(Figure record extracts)
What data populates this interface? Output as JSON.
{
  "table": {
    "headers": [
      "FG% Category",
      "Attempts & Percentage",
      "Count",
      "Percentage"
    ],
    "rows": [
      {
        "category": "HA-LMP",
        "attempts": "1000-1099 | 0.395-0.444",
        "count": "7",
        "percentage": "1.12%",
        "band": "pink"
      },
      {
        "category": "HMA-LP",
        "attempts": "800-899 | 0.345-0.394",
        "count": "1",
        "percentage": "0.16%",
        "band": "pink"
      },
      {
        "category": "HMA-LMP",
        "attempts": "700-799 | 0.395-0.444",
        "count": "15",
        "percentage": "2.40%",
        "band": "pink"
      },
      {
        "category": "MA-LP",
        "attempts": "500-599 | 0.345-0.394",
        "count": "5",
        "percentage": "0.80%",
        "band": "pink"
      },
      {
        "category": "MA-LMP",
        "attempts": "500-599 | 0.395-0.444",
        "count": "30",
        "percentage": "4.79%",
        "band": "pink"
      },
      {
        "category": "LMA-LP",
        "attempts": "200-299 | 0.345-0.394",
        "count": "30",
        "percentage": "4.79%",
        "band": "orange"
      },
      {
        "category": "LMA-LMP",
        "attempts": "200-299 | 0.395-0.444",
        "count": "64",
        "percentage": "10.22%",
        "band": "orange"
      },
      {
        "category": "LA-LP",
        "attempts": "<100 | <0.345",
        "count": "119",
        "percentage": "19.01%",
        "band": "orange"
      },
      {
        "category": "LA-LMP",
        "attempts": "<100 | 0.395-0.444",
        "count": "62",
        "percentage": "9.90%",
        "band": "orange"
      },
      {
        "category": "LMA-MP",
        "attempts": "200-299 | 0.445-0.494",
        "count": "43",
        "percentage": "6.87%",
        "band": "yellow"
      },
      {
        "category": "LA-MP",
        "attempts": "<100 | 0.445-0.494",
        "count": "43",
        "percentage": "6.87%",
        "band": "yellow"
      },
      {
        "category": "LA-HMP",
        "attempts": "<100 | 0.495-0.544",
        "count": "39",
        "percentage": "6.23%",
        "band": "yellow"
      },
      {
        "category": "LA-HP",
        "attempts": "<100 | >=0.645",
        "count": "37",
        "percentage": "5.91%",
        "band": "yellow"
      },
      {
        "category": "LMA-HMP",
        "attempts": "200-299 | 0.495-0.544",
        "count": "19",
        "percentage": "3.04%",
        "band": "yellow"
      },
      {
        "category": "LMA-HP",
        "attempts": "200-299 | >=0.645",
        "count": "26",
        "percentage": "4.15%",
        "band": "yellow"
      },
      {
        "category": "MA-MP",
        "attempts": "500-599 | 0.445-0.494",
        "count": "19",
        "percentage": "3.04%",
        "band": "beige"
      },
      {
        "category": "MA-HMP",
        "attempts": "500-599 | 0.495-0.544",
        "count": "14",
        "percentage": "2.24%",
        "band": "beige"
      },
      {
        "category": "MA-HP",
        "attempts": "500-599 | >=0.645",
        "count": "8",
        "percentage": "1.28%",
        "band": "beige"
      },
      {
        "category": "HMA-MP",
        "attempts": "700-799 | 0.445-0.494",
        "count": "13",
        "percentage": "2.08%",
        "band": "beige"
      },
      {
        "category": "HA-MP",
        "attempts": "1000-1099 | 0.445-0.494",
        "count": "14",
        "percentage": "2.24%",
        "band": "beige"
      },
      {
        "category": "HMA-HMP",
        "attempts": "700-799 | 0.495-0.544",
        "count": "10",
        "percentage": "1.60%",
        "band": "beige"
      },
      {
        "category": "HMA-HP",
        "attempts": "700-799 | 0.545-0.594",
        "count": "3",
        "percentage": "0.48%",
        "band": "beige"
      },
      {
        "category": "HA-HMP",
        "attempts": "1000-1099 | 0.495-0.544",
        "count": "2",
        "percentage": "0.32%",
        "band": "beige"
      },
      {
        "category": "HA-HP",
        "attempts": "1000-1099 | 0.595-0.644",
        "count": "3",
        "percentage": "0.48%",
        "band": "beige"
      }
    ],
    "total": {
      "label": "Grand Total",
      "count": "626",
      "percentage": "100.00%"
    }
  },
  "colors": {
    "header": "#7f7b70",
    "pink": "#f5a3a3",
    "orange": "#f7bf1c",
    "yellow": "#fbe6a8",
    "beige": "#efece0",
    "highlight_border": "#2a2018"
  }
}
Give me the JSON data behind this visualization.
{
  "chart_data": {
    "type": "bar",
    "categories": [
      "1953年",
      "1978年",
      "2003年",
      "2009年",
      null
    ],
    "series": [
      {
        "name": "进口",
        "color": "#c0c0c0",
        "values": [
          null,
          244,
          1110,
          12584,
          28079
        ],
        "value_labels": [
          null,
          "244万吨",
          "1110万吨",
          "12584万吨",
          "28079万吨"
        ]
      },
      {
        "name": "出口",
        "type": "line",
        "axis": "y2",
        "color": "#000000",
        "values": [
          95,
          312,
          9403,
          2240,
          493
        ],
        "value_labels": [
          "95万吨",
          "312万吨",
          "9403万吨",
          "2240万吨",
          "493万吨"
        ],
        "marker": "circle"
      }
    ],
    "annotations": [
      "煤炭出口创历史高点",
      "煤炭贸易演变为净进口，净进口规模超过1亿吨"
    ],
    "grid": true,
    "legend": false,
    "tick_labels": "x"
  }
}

# Problem details:
Find and copy each line above that includes the string "this".

# Worked solution:
What data populates this interface? Output as JSON.
Give me the JSON data behind this visualization.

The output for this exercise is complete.